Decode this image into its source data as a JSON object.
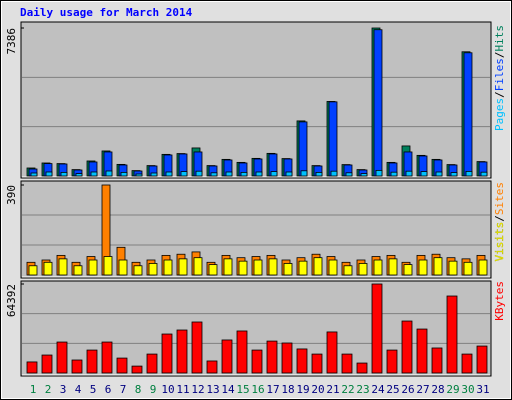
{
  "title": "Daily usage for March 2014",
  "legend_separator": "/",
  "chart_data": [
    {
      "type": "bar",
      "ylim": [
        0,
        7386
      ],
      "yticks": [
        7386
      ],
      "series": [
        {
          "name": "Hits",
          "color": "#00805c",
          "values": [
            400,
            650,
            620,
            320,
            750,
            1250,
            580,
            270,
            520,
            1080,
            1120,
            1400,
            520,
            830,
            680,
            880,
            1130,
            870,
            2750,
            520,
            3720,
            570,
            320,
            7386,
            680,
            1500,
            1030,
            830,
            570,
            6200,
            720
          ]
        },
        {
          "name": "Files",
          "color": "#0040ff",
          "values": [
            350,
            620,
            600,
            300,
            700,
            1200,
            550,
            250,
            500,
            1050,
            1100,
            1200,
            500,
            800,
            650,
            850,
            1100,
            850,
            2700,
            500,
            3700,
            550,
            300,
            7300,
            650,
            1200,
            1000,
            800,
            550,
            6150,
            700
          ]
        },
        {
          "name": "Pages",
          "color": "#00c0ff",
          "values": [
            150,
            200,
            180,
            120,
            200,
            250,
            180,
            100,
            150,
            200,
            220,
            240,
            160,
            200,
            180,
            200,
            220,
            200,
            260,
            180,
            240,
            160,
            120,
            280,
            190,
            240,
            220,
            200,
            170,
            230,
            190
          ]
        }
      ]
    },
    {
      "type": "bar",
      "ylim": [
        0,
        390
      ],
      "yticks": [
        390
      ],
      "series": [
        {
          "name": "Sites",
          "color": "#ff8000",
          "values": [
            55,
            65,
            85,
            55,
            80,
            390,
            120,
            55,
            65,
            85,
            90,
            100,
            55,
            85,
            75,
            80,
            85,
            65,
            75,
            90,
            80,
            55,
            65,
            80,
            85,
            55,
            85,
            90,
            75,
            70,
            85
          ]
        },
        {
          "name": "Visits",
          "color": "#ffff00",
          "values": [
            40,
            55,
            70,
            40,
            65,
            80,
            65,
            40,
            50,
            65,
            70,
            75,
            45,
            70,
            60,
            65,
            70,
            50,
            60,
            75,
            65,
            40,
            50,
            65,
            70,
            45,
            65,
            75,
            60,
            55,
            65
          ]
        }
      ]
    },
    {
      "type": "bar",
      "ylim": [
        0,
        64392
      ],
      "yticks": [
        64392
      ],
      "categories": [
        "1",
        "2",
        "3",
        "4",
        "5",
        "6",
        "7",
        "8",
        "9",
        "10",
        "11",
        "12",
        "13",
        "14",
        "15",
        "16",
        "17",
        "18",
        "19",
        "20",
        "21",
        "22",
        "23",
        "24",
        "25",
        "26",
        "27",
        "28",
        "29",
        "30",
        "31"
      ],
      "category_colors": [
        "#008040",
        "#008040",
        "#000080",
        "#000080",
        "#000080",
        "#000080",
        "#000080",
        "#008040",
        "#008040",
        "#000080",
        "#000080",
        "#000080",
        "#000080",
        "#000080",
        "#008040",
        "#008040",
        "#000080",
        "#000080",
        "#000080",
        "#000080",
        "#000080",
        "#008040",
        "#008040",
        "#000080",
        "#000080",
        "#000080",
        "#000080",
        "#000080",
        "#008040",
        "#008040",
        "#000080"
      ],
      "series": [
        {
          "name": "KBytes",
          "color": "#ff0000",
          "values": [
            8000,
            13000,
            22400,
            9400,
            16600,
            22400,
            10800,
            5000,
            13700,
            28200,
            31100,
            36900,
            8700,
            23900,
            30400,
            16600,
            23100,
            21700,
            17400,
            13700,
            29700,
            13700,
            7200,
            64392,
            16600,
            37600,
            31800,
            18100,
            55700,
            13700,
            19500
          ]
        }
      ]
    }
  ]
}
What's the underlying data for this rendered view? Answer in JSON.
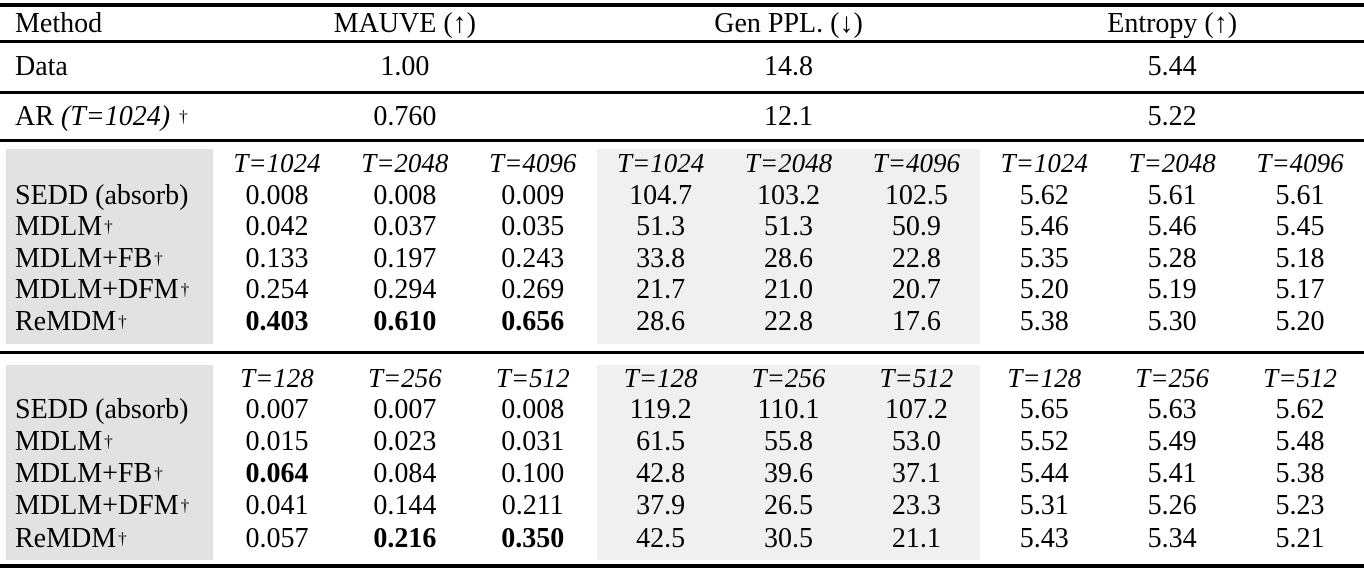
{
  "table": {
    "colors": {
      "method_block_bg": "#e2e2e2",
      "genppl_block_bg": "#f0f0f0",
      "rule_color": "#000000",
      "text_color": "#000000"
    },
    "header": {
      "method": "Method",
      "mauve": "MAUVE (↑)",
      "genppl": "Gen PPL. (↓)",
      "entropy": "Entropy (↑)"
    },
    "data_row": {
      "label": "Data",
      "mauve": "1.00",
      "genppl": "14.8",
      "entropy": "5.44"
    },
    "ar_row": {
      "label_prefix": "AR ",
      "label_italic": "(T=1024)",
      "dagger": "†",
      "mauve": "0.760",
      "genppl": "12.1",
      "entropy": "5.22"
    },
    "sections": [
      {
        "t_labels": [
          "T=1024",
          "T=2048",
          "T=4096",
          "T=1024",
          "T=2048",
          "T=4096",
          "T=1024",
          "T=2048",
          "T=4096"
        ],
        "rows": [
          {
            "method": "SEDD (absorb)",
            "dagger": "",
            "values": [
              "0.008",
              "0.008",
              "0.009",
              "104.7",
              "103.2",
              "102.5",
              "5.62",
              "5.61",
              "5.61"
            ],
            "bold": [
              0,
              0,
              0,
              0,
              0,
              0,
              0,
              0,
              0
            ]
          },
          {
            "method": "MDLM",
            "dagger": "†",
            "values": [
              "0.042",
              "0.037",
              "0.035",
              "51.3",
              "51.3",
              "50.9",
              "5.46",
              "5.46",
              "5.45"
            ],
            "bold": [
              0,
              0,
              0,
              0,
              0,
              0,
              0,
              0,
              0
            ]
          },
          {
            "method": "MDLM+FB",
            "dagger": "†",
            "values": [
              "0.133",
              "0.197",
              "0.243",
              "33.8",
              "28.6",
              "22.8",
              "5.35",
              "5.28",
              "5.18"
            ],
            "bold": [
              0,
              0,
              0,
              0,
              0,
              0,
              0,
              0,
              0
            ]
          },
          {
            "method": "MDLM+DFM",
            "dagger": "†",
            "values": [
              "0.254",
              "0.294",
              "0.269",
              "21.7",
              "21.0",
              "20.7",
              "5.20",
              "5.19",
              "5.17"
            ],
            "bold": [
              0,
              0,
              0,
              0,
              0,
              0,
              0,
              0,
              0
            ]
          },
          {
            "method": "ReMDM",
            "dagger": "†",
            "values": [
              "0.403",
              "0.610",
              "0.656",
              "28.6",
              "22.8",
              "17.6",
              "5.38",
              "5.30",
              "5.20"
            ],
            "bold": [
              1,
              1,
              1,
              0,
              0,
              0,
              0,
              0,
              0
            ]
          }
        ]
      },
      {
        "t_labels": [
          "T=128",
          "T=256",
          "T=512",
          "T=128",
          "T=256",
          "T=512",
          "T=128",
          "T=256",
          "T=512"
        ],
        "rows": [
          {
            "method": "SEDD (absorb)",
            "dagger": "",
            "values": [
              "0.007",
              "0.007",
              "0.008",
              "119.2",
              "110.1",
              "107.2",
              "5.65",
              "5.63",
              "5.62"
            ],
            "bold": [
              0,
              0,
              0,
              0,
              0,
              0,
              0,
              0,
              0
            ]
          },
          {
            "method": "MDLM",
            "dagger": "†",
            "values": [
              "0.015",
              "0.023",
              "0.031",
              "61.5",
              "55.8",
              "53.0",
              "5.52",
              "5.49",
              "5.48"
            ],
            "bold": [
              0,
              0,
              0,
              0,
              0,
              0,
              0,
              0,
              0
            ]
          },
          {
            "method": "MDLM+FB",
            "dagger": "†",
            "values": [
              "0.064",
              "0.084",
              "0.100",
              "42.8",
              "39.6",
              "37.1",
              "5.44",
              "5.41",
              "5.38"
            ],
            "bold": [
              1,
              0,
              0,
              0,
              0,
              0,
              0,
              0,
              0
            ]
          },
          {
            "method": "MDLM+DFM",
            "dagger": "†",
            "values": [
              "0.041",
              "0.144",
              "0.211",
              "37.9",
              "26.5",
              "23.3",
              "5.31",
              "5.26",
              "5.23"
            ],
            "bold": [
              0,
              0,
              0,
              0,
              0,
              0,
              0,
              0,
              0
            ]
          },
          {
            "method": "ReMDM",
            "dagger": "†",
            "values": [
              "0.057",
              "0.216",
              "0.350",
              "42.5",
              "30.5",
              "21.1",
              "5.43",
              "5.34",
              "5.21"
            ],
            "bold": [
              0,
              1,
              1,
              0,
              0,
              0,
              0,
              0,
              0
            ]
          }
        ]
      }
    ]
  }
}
------------
*Exercise*.
In the entries above, find every line holding the word "this" and copy it out.

*Task result*.
Decode this image into its source data as a JSON object.
What's the underlying data for this rendered view? Answer in JSON.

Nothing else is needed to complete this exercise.